#### YOUR GOAL:
Quote the entries word for word. Omit the pictures.
-- BEGIN RECORDED DATA --
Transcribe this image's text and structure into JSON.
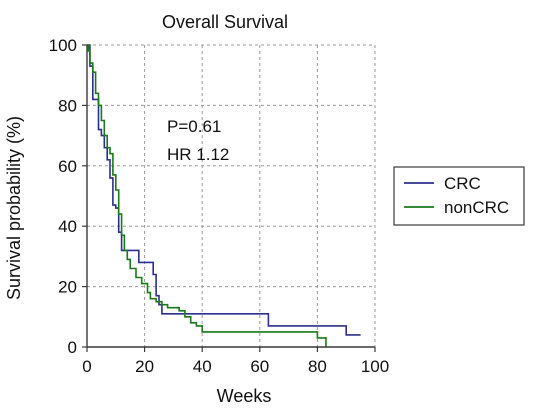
{
  "chart_data": {
    "type": "line",
    "title": "Overall Survival",
    "xlabel": "Weeks",
    "ylabel": "Survival probability (%)",
    "xlim": [
      0,
      100
    ],
    "ylim": [
      0,
      100
    ],
    "xticks": [
      "0",
      "20",
      "40",
      "60",
      "80",
      "100"
    ],
    "yticks": [
      "0",
      "20",
      "40",
      "60",
      "80",
      "100"
    ],
    "grid": true,
    "legend_position": "right",
    "annotations": [
      "P=0.61",
      "HR 1.12"
    ],
    "step": true,
    "series": [
      {
        "name": "CRC",
        "color": "#2b2f8f",
        "x": [
          0,
          1,
          2,
          3,
          4,
          5,
          6,
          7,
          8,
          9,
          10,
          11,
          12,
          15,
          18,
          20,
          21,
          22,
          23,
          24,
          25,
          26,
          63,
          90,
          95
        ],
        "y": [
          100,
          93,
          82,
          82,
          72,
          70,
          66,
          62,
          56,
          47,
          46,
          38,
          32,
          32,
          28,
          28,
          28,
          28,
          24,
          17,
          14,
          11,
          7,
          4,
          4
        ]
      },
      {
        "name": "nonCRC",
        "color": "#1a7a1a",
        "x": [
          0,
          0.5,
          1,
          2,
          3,
          4,
          5,
          6,
          7,
          8,
          9,
          10,
          11,
          12,
          13,
          14,
          15,
          17,
          19,
          21,
          22,
          24,
          26,
          28,
          30,
          32,
          34,
          36,
          38,
          40,
          50,
          60,
          70,
          75,
          80,
          82,
          83
        ],
        "y": [
          100,
          98,
          94,
          91,
          84,
          80,
          75,
          70,
          66,
          64,
          57,
          52,
          44,
          37,
          32,
          29,
          26,
          23,
          21,
          18,
          16,
          15,
          14,
          13,
          13,
          12,
          10,
          8,
          7,
          5,
          5,
          5,
          5,
          5,
          3,
          3,
          0
        ]
      }
    ]
  }
}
-- END RECORDED DATA --
#### TASK OUTPUT:
Transcribe this image's text and structure into JSON.
{
  "chart_data": {
    "type": "line",
    "title": "Overall Survival",
    "xlabel": "Weeks",
    "ylabel": "Survival probability (%)",
    "xlim": [
      0,
      100
    ],
    "ylim": [
      0,
      100
    ],
    "xticks": [
      "0",
      "20",
      "40",
      "60",
      "80",
      "100"
    ],
    "yticks": [
      "0",
      "20",
      "40",
      "60",
      "80",
      "100"
    ],
    "grid": true,
    "legend_position": "right",
    "annotations": [
      "P=0.61",
      "HR 1.12"
    ],
    "step": true,
    "series": [
      {
        "name": "CRC",
        "color": "#2b2f8f",
        "x": [
          0,
          1,
          2,
          3,
          4,
          5,
          6,
          7,
          8,
          9,
          10,
          11,
          12,
          15,
          18,
          20,
          21,
          22,
          23,
          24,
          25,
          26,
          63,
          90,
          95
        ],
        "y": [
          100,
          93,
          82,
          82,
          72,
          70,
          66,
          62,
          56,
          47,
          46,
          38,
          32,
          32,
          28,
          28,
          28,
          28,
          24,
          17,
          14,
          11,
          7,
          4,
          4
        ]
      },
      {
        "name": "nonCRC",
        "color": "#1a7a1a",
        "x": [
          0,
          0.5,
          1,
          2,
          3,
          4,
          5,
          6,
          7,
          8,
          9,
          10,
          11,
          12,
          13,
          14,
          15,
          17,
          19,
          21,
          22,
          24,
          26,
          28,
          30,
          32,
          34,
          36,
          38,
          40,
          50,
          60,
          70,
          75,
          80,
          82,
          83
        ],
        "y": [
          100,
          98,
          94,
          91,
          84,
          80,
          75,
          70,
          66,
          64,
          57,
          52,
          44,
          37,
          32,
          29,
          26,
          23,
          21,
          18,
          16,
          15,
          14,
          13,
          13,
          12,
          10,
          8,
          7,
          5,
          5,
          5,
          5,
          5,
          3,
          3,
          0
        ]
      }
    ]
  }
}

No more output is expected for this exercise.